GIVEN INFORMATION =>
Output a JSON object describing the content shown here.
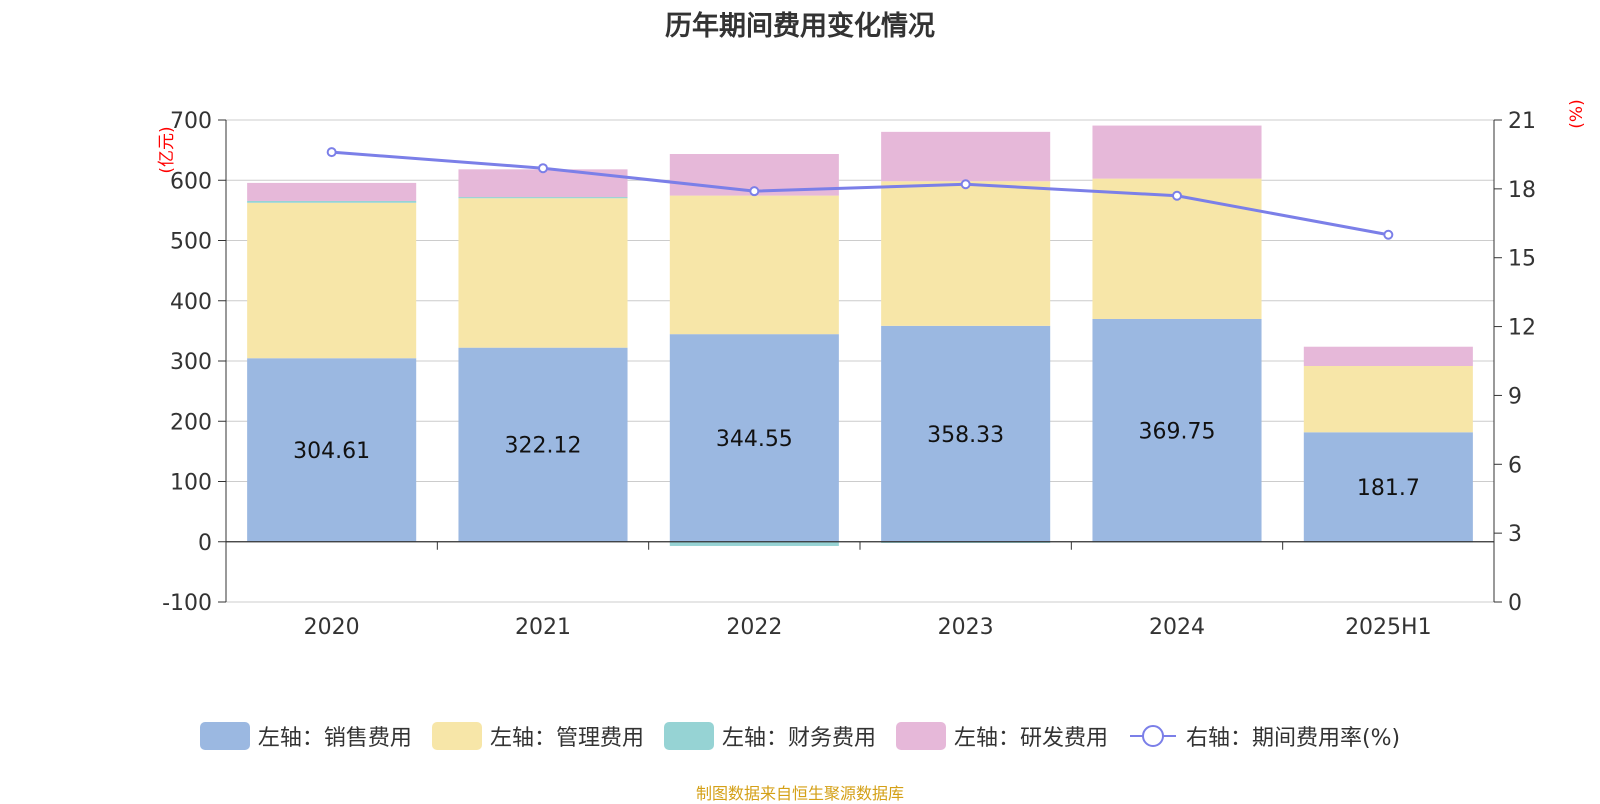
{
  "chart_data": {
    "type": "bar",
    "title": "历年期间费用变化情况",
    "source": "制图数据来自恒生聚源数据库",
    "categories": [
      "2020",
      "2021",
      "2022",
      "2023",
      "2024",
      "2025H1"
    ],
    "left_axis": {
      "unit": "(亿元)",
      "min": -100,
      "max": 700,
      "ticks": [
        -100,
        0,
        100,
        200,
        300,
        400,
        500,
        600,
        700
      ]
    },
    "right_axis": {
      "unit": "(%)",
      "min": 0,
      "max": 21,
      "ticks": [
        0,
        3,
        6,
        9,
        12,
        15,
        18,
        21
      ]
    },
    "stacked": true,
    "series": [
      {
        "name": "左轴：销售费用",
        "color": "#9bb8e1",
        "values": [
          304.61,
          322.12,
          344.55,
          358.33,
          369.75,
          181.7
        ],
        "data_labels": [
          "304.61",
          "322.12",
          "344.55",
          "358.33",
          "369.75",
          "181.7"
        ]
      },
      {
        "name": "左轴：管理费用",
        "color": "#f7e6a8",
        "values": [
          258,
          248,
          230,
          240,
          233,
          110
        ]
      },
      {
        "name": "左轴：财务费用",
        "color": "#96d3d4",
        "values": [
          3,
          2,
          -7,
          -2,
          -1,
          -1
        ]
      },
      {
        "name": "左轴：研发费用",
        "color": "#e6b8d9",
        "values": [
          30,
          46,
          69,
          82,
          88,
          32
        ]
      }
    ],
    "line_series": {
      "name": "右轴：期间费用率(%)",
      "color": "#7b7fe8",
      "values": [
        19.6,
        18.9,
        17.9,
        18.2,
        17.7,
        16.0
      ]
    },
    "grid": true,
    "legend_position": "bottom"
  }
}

OBJECTIVE => Repeat all the records above exactly, leaving out any pictures.

THE ANSWER =>
Output a JSON object describing the content shown here.
{
  "chart_data": {
    "type": "bar",
    "title": "历年期间费用变化情况",
    "source": "制图数据来自恒生聚源数据库",
    "categories": [
      "2020",
      "2021",
      "2022",
      "2023",
      "2024",
      "2025H1"
    ],
    "left_axis": {
      "unit": "(亿元)",
      "min": -100,
      "max": 700,
      "ticks": [
        -100,
        0,
        100,
        200,
        300,
        400,
        500,
        600,
        700
      ]
    },
    "right_axis": {
      "unit": "(%)",
      "min": 0,
      "max": 21,
      "ticks": [
        0,
        3,
        6,
        9,
        12,
        15,
        18,
        21
      ]
    },
    "stacked": true,
    "series": [
      {
        "name": "左轴：销售费用",
        "color": "#9bb8e1",
        "values": [
          304.61,
          322.12,
          344.55,
          358.33,
          369.75,
          181.7
        ],
        "data_labels": [
          "304.61",
          "322.12",
          "344.55",
          "358.33",
          "369.75",
          "181.7"
        ]
      },
      {
        "name": "左轴：管理费用",
        "color": "#f7e6a8",
        "values": [
          258,
          248,
          230,
          240,
          233,
          110
        ]
      },
      {
        "name": "左轴：财务费用",
        "color": "#96d3d4",
        "values": [
          3,
          2,
          -7,
          -2,
          -1,
          -1
        ]
      },
      {
        "name": "左轴：研发费用",
        "color": "#e6b8d9",
        "values": [
          30,
          46,
          69,
          82,
          88,
          32
        ]
      }
    ],
    "line_series": {
      "name": "右轴：期间费用率(%)",
      "color": "#7b7fe8",
      "values": [
        19.6,
        18.9,
        17.9,
        18.2,
        17.7,
        16.0
      ]
    },
    "grid": true,
    "legend_position": "bottom"
  }
}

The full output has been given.